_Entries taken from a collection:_
#####

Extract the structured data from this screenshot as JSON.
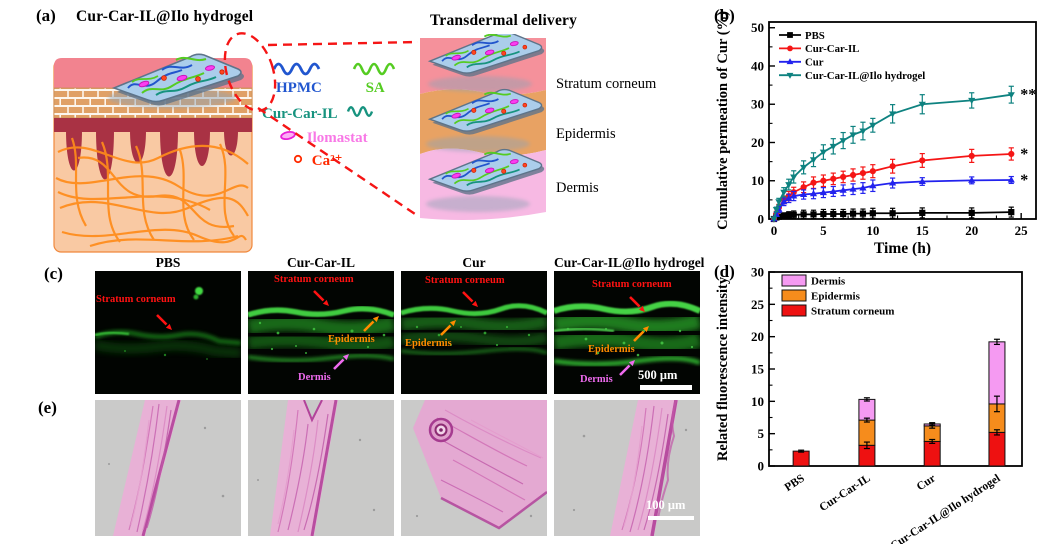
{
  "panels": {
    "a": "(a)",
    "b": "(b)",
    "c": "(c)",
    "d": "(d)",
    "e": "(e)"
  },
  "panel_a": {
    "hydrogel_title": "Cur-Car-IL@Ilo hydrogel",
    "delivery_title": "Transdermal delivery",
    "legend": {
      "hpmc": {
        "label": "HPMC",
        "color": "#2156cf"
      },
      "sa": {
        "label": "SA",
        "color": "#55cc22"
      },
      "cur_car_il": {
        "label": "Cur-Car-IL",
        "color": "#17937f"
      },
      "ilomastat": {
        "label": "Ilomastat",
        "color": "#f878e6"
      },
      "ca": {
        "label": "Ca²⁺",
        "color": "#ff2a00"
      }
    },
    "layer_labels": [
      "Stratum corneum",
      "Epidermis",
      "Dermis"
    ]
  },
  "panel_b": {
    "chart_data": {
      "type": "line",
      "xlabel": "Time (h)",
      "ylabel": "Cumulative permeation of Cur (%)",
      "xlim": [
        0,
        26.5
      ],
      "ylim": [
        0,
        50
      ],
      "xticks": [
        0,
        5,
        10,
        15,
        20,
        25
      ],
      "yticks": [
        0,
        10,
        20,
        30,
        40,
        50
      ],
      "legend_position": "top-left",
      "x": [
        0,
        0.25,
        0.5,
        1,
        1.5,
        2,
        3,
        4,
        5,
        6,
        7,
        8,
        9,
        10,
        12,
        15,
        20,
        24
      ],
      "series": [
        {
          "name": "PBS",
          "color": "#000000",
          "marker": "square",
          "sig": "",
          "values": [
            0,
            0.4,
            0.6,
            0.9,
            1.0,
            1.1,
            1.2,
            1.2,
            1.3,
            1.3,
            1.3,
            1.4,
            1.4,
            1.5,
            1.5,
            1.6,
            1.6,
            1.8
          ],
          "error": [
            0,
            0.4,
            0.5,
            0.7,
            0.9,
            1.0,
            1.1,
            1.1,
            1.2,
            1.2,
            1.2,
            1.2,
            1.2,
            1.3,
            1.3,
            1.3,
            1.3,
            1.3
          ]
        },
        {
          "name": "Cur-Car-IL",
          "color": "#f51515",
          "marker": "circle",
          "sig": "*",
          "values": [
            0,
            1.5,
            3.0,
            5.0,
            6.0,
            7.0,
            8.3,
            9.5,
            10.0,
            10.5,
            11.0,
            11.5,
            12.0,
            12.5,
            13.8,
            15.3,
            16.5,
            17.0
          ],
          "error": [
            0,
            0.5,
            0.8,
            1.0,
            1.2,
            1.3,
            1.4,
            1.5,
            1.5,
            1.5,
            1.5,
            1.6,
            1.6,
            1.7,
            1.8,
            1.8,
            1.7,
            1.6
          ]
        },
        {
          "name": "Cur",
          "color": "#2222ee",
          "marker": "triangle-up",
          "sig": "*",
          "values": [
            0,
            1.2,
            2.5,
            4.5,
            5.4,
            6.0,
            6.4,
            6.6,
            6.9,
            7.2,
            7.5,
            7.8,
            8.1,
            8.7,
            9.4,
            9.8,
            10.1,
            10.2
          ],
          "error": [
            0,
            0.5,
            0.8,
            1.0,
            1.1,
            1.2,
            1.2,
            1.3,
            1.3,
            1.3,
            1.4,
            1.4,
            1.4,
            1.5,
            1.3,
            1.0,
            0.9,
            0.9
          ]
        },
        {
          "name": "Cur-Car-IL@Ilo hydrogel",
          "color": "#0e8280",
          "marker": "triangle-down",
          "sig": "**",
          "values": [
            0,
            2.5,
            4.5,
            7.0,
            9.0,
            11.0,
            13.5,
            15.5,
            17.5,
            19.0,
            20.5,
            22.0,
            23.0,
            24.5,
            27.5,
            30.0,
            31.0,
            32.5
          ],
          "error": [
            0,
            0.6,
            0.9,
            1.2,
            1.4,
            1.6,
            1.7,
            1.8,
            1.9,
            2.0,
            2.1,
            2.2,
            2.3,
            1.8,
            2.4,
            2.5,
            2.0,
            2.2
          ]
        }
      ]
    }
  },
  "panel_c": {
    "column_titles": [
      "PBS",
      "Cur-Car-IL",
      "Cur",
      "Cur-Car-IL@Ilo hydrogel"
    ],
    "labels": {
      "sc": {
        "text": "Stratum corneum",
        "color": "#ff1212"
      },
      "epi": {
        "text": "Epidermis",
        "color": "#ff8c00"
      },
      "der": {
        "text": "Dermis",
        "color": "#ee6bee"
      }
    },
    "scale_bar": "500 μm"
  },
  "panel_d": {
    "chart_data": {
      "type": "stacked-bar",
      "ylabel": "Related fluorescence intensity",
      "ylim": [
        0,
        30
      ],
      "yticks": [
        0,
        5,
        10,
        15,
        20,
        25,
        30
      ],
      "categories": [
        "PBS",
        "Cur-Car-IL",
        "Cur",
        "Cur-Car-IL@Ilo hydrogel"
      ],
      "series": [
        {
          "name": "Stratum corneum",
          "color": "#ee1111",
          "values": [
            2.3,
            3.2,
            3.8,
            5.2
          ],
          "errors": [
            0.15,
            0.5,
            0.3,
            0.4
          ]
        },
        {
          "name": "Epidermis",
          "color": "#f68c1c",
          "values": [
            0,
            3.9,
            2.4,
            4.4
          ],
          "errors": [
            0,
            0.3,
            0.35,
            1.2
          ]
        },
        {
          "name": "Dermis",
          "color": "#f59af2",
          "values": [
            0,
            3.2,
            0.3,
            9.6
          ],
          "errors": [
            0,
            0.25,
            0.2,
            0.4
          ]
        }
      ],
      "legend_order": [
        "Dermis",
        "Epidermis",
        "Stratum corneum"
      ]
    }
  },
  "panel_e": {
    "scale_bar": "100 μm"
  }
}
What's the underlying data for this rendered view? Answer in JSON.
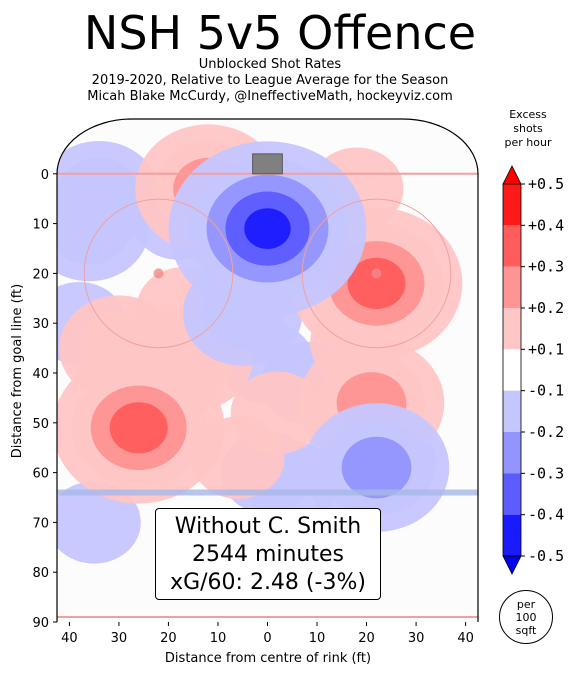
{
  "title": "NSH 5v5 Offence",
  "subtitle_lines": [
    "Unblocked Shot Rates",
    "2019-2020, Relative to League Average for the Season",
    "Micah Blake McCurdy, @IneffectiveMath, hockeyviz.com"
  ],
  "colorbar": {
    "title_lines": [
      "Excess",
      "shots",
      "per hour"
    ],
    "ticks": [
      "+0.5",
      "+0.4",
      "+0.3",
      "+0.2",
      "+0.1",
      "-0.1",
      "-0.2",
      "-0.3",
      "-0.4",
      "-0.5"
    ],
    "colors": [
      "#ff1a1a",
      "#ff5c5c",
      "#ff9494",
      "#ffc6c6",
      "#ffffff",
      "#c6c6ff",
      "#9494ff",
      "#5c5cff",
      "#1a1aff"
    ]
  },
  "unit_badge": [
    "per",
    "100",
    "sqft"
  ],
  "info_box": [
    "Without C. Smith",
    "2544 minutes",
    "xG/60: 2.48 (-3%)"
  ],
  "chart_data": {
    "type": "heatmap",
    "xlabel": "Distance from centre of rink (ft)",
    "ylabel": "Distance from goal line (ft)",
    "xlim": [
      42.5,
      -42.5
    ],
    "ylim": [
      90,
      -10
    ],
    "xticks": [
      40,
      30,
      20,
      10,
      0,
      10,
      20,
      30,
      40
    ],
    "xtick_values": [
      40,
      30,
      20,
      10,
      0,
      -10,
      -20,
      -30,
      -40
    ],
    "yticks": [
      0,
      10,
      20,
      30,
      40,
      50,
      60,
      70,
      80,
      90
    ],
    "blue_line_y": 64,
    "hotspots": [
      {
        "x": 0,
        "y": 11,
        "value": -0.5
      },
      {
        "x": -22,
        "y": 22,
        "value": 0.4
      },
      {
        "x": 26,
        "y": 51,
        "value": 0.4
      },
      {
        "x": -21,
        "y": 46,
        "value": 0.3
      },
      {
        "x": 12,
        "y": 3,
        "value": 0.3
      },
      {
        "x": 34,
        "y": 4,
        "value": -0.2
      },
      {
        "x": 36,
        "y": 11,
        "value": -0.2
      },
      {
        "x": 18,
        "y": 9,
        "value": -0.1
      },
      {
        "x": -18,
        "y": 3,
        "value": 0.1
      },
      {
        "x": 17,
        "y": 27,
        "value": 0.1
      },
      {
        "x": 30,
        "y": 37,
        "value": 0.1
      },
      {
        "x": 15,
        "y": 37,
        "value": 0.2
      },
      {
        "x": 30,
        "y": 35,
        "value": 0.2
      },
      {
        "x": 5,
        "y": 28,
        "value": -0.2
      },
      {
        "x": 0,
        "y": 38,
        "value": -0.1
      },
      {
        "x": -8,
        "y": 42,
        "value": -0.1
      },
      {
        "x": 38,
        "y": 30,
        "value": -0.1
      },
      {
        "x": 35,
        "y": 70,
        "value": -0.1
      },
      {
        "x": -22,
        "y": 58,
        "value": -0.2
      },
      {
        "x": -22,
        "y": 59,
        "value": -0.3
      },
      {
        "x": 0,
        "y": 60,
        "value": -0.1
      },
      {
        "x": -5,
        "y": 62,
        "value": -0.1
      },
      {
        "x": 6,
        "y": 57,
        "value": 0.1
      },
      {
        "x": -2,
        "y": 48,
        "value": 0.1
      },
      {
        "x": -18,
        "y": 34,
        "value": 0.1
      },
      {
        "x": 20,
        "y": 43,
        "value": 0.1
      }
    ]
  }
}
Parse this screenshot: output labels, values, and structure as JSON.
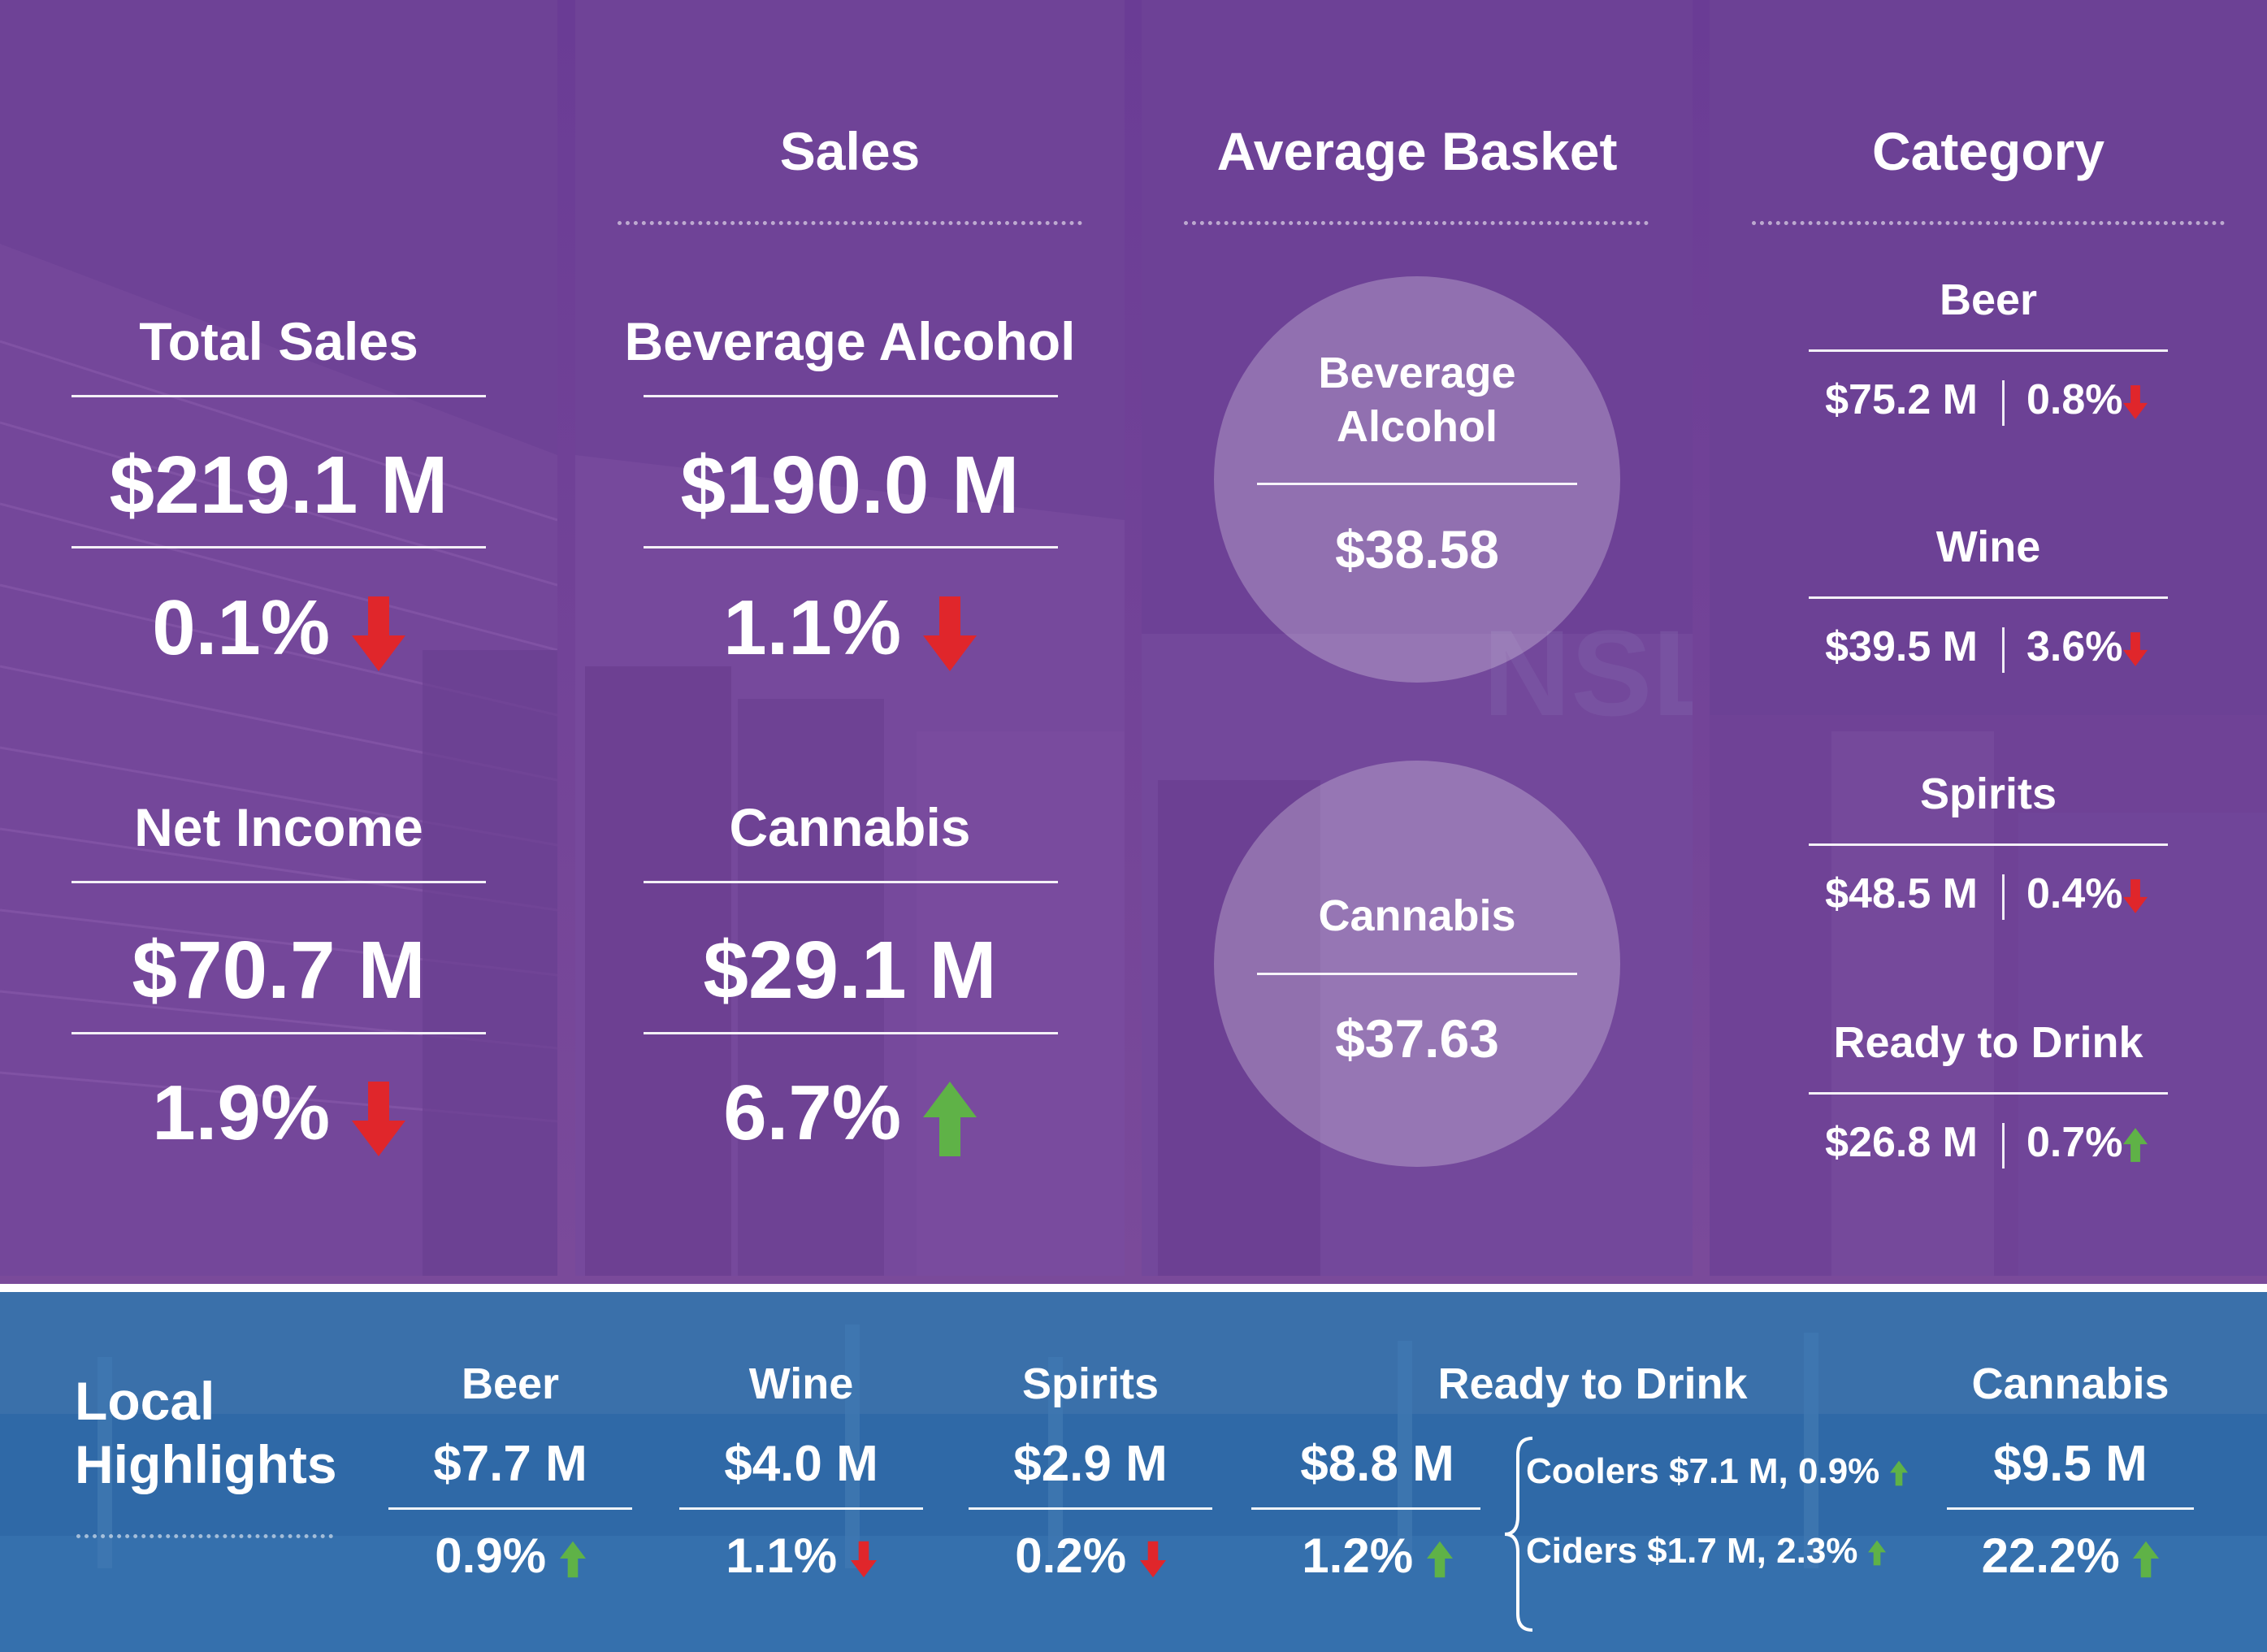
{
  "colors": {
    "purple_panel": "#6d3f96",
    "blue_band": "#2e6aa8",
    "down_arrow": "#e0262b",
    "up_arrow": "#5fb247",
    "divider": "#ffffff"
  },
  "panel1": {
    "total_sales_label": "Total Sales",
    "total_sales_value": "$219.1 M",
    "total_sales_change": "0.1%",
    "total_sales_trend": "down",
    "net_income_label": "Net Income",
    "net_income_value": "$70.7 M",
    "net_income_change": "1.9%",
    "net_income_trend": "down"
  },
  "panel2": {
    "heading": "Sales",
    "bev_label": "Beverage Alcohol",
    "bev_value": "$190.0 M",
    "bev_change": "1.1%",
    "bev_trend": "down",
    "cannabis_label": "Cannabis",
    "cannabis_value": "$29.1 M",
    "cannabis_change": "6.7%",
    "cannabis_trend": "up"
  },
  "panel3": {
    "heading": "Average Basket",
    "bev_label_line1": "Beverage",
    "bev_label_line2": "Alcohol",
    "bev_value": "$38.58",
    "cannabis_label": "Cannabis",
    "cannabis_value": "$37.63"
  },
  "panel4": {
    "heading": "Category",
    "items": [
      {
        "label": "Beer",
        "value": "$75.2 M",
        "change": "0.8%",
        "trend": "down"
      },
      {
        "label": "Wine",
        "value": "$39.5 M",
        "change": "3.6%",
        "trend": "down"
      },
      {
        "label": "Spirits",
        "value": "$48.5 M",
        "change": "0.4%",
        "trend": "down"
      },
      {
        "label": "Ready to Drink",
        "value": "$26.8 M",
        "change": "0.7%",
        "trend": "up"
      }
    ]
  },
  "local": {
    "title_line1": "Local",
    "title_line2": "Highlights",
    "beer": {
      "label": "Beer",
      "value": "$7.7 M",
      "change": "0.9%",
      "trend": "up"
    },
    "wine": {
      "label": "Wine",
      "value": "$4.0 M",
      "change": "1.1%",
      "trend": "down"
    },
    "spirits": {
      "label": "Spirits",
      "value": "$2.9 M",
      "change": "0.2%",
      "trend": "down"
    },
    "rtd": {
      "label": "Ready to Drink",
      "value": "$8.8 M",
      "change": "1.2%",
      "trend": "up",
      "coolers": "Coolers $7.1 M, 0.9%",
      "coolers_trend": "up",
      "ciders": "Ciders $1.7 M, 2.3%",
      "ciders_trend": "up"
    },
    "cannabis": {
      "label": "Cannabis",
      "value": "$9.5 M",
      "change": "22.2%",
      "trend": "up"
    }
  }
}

#####

_Short task:_ Read through the entries and copy each line in which "triangle" appears.

_Solution:_
          "marker": "triangle-up",
          "marker": "triangle-down",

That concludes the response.